— Begin Input —

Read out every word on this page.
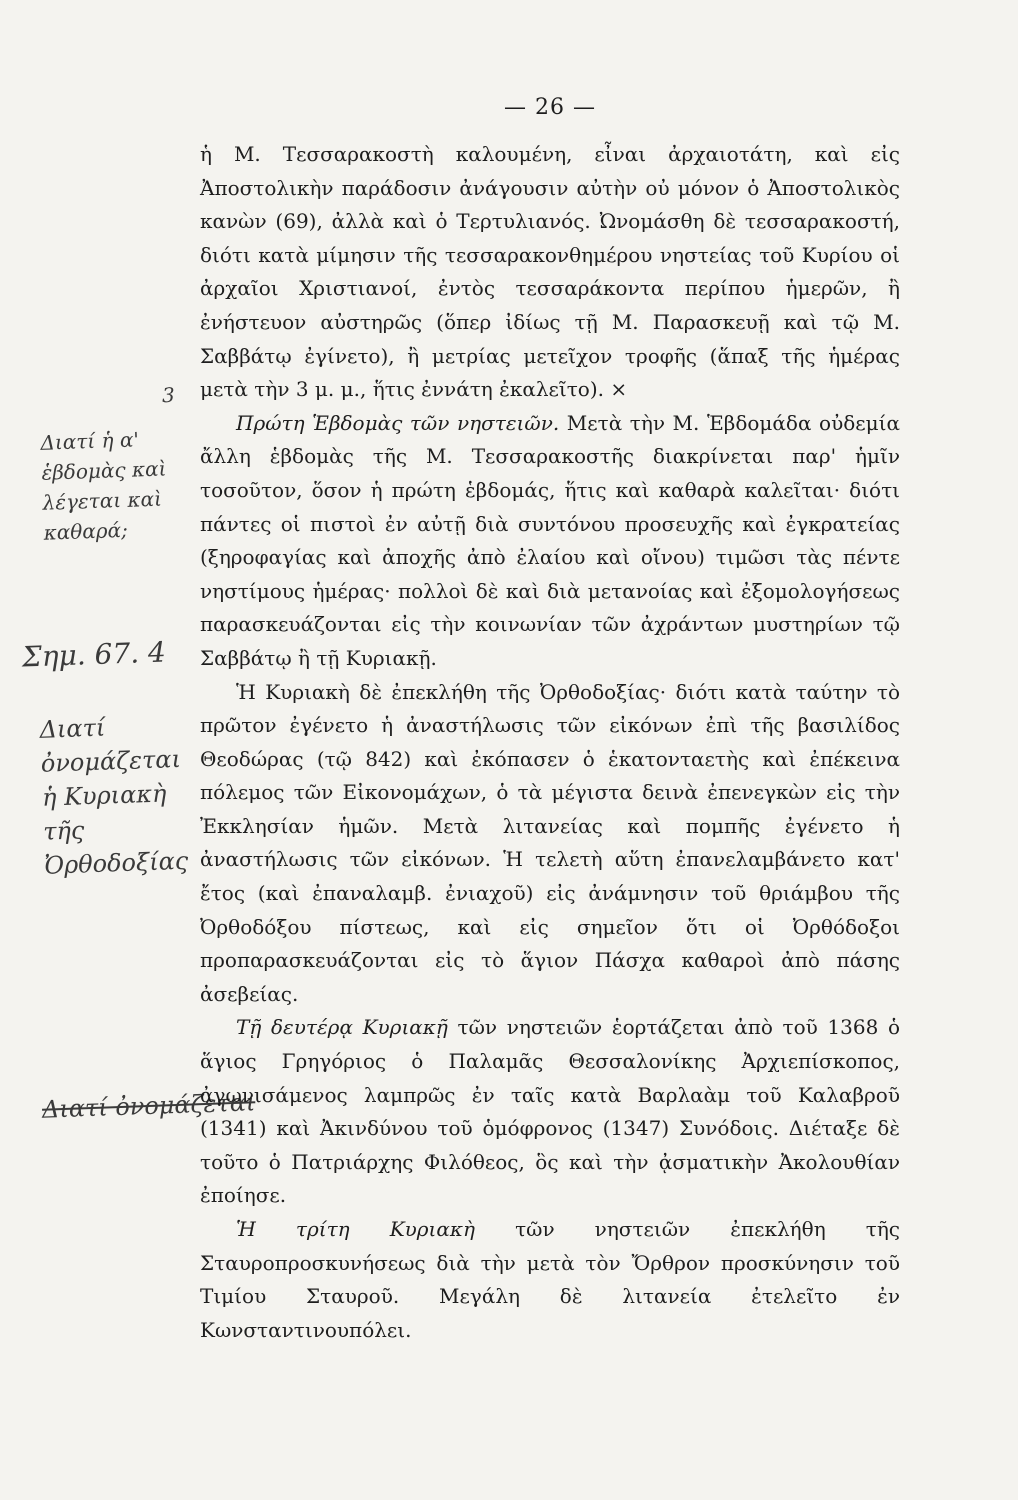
— 26 —
3
Διατί ἡ α' ἑβδομὰς καὶ λέγεται καὶ καθαρά;
Σημ. 67. 4
Διατί ὀνομάζεται ἡ Κυριακὴ τῆς Ὀρθοδοξίας
Διατί ὀνομάζεται

ἡ Μ. Τεσσαρακοστὴ καλουμένη, εἶναι ἀρχαιοτάτη, καὶ εἰς Ἀποστολικὴν παράδοσιν ἀνάγουσιν αὐτὴν οὐ μόνον ὁ Ἀποστολικὸς κανὼν (69), ἀλλὰ καὶ ὁ Τερτυλιανός. Ὠνομάσθη δὲ τεσσαρακοστή, διότι κατὰ μίμησιν τῆς τεσσαρακονθημέρου νηστείας τοῦ Κυρίου οἱ ἀρχαῖοι Χριστιανοί, ἐντὸς τεσσαράκοντα περίπου ἡμερῶν, ἢ ἐνήστευον αὐστηρῶς (ὅπερ ἰδίως τῇ Μ. Παρασκευῇ καὶ τῷ Μ. Σαββάτῳ ἐγίνετο), ἢ μετρίας μετεῖχον τροφῆς (ἅπαξ τῆς ἡμέρας μετὰ τὴν 3 μ. μ., ἥτις ἐννάτη ἐκαλεῖτο). ×

Πρώτη Ἑβδομὰς τῶν νηστειῶν. Μετὰ τὴν Μ. Ἑβδομάδα οὐδεμία ἄλλη ἑβδομὰς τῆς Μ. Τεσσαρακοστῆς διακρίνεται παρ' ἡμῖν τοσοῦτον, ὅσον ἡ πρώτη ἑβδομάς, ἥτις καὶ καθαρὰ καλεῖται· διότι πάντες οἱ πιστοὶ ἐν αὐτῇ διὰ συντόνου προσευχῆς καὶ ἐγκρατείας (ξηροφαγίας καὶ ἀποχῆς ἀπὸ ἐλαίου καὶ οἴνου) τιμῶσι τὰς πέντε νηστίμους ἡμέρας· πολλοὶ δὲ καὶ διὰ μετανοίας καὶ ἐξομολογήσεως παρασκευάζονται εἰς τὴν κοινωνίαν τῶν ἀχράντων μυστηρίων τῷ Σαββάτῳ ἢ τῇ Κυριακῇ.

Ἡ Κυριακὴ δὲ ἐπεκλήθη τῆς Ὀρθοδοξίας· διότι κατὰ ταύτην τὸ πρῶτον ἐγένετο ἡ ἀναστήλωσις τῶν εἰκόνων ἐπὶ τῆς βασιλίδος Θεοδώρας (τῷ 842) καὶ ἐκόπασεν ὁ ἑκατονταετὴς καὶ ἐπέκεινα πόλεμος τῶν Εἰκονομάχων, ὁ τὰ μέγιστα δεινὰ ἐπενεγκὼν εἰς τὴν Ἐκκλησίαν ἡμῶν. Μετὰ λιτανείας καὶ πομπῆς ἐγένετο ἡ ἀναστήλωσις τῶν εἰκόνων. Ἡ τελετὴ αὕτη ἐπανελαμβάνετο κατ' ἔτος (καὶ ἐπαναλαμβ. ἐνιαχοῦ) εἰς ἀνάμνησιν τοῦ θριάμβου τῆς Ὀρθοδόξου πίστεως, καὶ εἰς σημεῖον ὅτι οἱ Ὀρθόδοξοι προπαρασκευάζονται εἰς τὸ ἅγιον Πάσχα καθαροὶ ἀπὸ πάσης ἀσεβείας.

Τῇ δευτέρᾳ Κυριακῇ τῶν νηστειῶν ἑορτάζεται ἀπὸ τοῦ 1368 ὁ ἅγιος Γρηγόριος ὁ Παλαμᾶς Θεσσαλονίκης Ἀρχιεπίσκοπος, ἀγωνισάμενος λαμπρῶς ἐν ταῖς κατὰ Βαρλαὰμ τοῦ Καλαβροῦ (1341) καὶ Ἀκινδύνου τοῦ ὁμόφρονος (1347) Συνόδοις. Διέταξε δὲ τοῦτο ὁ Πατριάρχης Φιλόθεος, ὃς καὶ τὴν ᾀσματικὴν Ἀκολουθίαν ἐποίησε.

Ἡ τρίτη Κυριακὴ τῶν νηστειῶν ἐπεκλήθη τῆς Σταυροπροσκυνήσεως διὰ τὴν μετὰ τὸν Ὄρθρον προσκύνησιν τοῦ Τιμίου Σταυροῦ. Μεγάλη δὲ λιτανεία ἐτελεῖτο ἐν Κωνσταντινουπόλει.
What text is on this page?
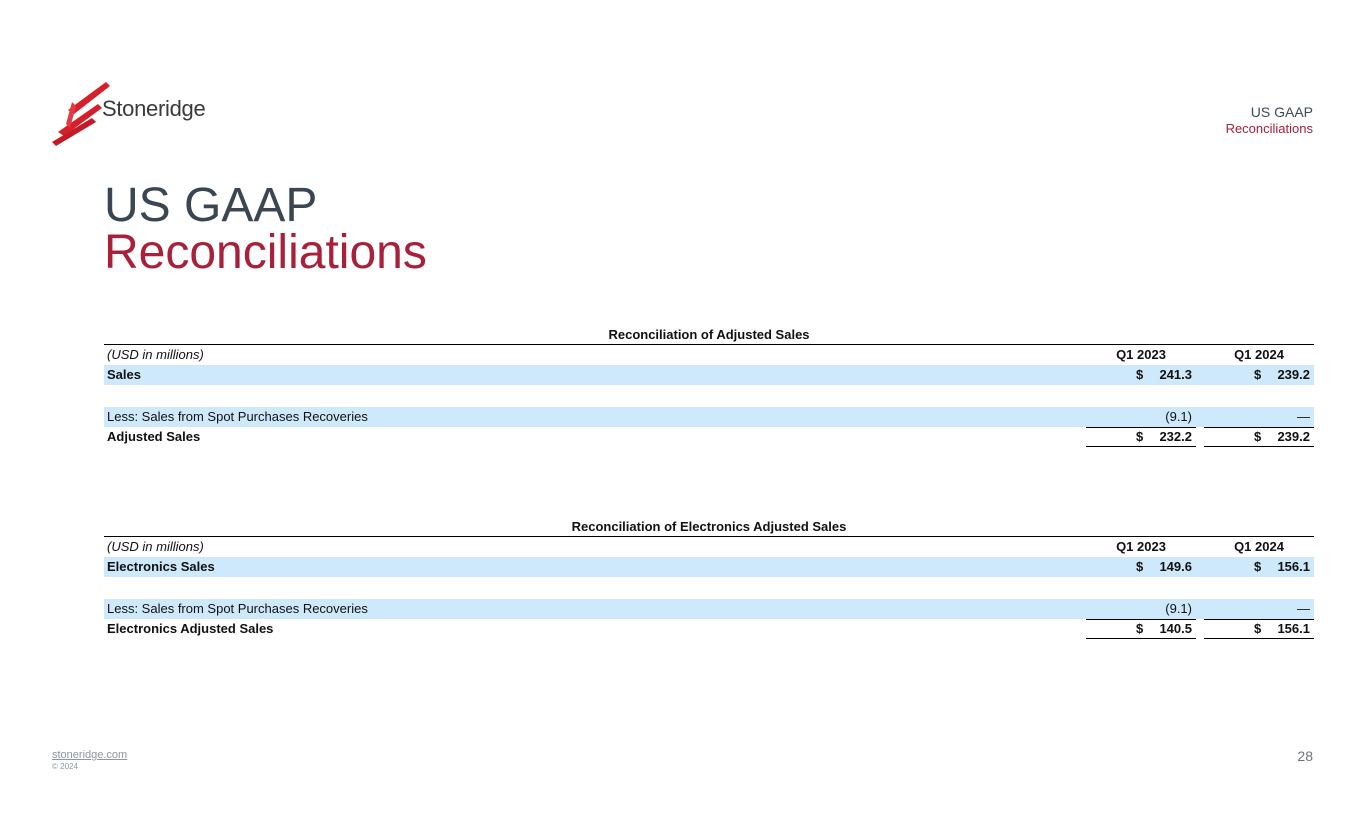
Stoneridge	US GAAP
Reconciliations
US GAAP
Reconciliations
Reconciliation of Adjusted Sales
(USD in millions)	Q1 2023	Q1 2024
Sales	$ 241.3	$ 239.2
Less: Sales from Spot Purchases Recoveries	(9.1)	—
Adjusted Sales	$ 232.2	$ 239.2
Reconciliation of Electronics Adjusted Sales
(USD in millions)	Q1 2023	Q1 2024
Electronics Sales	$ 149.6	$ 156.1
Less: Sales from Spot Purchases Recoveries	(9.1)	—
Electronics Adjusted Sales	$ 140.5	$ 156.1
stoneridge.com
© 2024
28
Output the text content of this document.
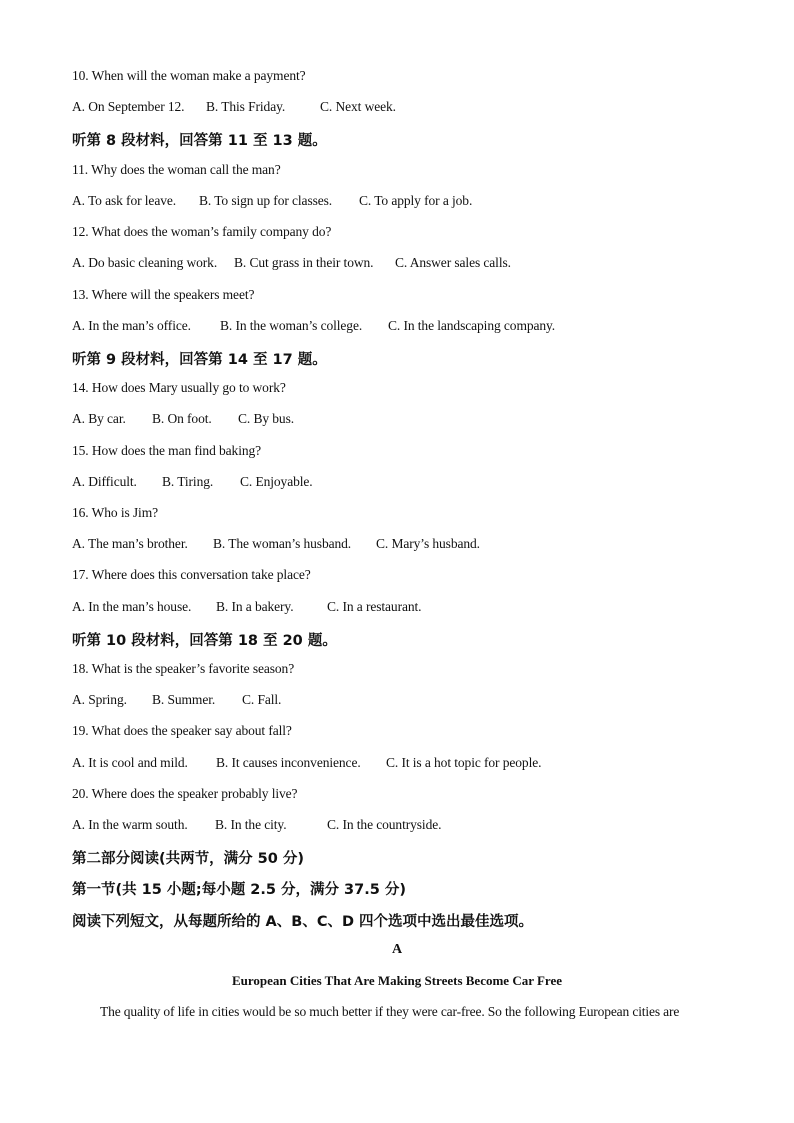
10. When will the woman make a payment?
A. On September 12. B. This Friday.	C. Next week.
听第 8 段材料，回答第 11 至 13 题。
11. Why does the woman call the man?
A. To ask for leave. B. To sign up for classes. C. To apply for a job.
12. What does the woman’s family company do?
A. Do basic cleaning work. B. Cut grass in their town. C. Answer sales calls.
13. Where will the speakers meet?
A. In the man’s office. B. In the woman’s college. C. In the landscaping company.
听第 9 段材料，回答第 14 至 17 题。
14. How does Mary usually go to work?
A. By car. B. On foot. C. By bus.
15. How does the man find baking?
A. Difficult. B. Tiring. C. Enjoyable.
16. Who is Jim?
A. The man’s brother. B. The woman’s husband. C. Mary’s husband.
17. Where does this conversation take place?
A. In the man’s house. B. In a bakery. C. In a restaurant.
听第 10 段材料，回答第 18 至 20 题。
18. What is the speaker’s favorite season?
A. Spring. B. Summer. C. Fall.
19. What does the speaker say about fall?
A. It is cool and mild. B. It causes inconvenience. C. It is a hot topic for people.
20. Where does the speaker probably live?
A. In the warm south. B. In the city.	C. In the countryside.
第二部分阅读(共两节，满分 50 分)
第一节(共 15 小题;每小题 2.5 分，满分 37.5 分)
阅读下列短文，从每题所给的 A、B、C、D 四个选项中选出最佳选项。
A
European Cities That Are Making Streets Become Car Free
The quality of life in cities would be so much better if they were car-free. So the following European cities are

— End Input —

Exercise task: Write out exactly the lines beginning with the line that holds "Output the text content of this document." and ending with the final line of the data, both ends included, without the pictures.

Output below:
Output the text content of this document.
10. When will the woman make a payment?
A. On September 12. B. This Friday.	C. Next week.
听第 8 段材料，回答第 11 至 13 题。
11. Why does the woman call the man?
A. To ask for leave. B. To sign up for classes. C. To apply for a job.
12. What does the woman’s family company do?
A. Do basic cleaning work. B. Cut grass in their town. C. Answer sales calls.
13. Where will the speakers meet?
A. In the man’s office. B. In the woman’s college. C. In the landscaping company.
听第 9 段材料，回答第 14 至 17 题。
14. How does Mary usually go to work?
A. By car. B. On foot. C. By bus.
15. How does the man find baking?
A. Difficult. B. Tiring. C. Enjoyable.
16. Who is Jim?
A. The man’s brother. B. The woman’s husband. C. Mary’s husband.
17. Where does this conversation take place?
A. In the man’s house. B. In a bakery. C. In a restaurant.
听第 10 段材料，回答第 18 至 20 题。
18. What is the speaker’s favorite season?
A. Spring. B. Summer. C. Fall.
19. What does the speaker say about fall?
A. It is cool and mild. B. It causes inconvenience. C. It is a hot topic for people.
20. Where does the speaker probably live?
A. In the warm south. B. In the city.	C. In the countryside.
第二部分阅读(共两节，满分 50 分)
第一节(共 15 小题;每小题 2.5 分，满分 37.5 分)
阅读下列短文，从每题所给的 A、B、C、D 四个选项中选出最佳选项。
A
European Cities That Are Making Streets Become Car Free
The quality of life in cities would be so much better if they were car-free. So the following European cities are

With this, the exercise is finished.